> _EXERCISE PROMPT_: What is the count of lines that hold the word "duplicatas"? Give only the number.

:::::

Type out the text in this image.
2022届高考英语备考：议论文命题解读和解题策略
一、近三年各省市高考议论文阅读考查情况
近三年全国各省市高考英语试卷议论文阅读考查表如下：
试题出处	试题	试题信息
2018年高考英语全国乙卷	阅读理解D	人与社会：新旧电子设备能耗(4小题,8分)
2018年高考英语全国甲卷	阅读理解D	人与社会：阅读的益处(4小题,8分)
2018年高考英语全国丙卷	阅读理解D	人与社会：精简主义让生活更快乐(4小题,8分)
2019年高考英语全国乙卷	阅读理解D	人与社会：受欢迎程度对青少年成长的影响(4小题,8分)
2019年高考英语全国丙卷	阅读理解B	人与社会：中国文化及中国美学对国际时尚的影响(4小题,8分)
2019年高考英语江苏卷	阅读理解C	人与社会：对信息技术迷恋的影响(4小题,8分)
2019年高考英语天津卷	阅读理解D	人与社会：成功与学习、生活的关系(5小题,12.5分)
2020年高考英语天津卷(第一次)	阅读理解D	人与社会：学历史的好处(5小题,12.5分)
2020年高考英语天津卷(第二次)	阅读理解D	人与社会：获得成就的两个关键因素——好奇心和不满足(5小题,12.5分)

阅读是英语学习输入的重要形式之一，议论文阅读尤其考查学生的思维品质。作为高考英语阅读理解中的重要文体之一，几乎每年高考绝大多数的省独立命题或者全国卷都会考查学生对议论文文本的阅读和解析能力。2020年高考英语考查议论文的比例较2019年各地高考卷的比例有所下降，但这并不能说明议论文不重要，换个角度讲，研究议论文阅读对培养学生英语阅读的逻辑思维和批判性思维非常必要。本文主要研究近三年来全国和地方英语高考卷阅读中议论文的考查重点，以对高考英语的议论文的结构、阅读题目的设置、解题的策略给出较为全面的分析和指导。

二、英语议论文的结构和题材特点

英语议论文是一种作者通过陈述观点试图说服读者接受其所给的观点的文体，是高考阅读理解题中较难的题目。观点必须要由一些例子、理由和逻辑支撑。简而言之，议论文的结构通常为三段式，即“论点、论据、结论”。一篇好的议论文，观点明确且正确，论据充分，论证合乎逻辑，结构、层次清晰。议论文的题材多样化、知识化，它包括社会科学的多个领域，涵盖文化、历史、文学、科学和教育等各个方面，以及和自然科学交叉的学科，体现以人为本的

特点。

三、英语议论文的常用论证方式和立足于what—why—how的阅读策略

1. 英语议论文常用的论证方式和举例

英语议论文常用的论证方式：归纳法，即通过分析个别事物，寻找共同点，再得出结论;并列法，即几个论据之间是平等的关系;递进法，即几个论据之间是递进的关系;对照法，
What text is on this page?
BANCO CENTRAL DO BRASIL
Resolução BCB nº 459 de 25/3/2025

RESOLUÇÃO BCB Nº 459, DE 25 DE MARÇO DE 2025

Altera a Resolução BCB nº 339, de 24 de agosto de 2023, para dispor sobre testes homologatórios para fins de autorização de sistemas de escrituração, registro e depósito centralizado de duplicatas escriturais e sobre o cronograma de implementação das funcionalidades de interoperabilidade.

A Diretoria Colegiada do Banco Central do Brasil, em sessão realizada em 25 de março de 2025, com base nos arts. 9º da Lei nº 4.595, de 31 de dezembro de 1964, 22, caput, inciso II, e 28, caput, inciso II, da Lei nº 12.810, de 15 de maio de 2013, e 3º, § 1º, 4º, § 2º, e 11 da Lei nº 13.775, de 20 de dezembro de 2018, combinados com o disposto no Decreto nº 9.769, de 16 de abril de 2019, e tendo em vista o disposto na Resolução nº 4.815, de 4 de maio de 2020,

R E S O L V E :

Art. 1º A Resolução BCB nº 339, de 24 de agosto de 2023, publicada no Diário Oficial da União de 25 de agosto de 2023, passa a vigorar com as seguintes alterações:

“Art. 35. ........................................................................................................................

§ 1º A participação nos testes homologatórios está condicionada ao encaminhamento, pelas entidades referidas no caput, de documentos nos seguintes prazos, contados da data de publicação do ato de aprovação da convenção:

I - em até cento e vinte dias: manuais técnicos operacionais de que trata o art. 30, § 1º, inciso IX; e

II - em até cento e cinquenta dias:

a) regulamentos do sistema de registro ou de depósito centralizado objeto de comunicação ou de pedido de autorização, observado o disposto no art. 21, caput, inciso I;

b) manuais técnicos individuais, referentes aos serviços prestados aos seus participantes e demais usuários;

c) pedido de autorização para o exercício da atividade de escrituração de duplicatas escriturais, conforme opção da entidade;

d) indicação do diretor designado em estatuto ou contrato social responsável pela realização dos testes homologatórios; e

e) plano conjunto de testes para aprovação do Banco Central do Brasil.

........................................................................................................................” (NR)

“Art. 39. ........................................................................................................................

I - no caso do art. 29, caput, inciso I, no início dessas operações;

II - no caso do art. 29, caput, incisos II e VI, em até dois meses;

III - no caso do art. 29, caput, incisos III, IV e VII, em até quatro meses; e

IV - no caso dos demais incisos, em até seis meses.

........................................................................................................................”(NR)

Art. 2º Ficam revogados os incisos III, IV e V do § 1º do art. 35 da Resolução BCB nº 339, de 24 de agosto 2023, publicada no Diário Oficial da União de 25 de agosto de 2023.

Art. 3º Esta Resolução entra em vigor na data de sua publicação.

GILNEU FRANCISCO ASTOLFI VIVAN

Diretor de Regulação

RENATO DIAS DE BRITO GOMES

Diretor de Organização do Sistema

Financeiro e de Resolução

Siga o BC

:::::

> _WRITTEN RESPONSE_: 2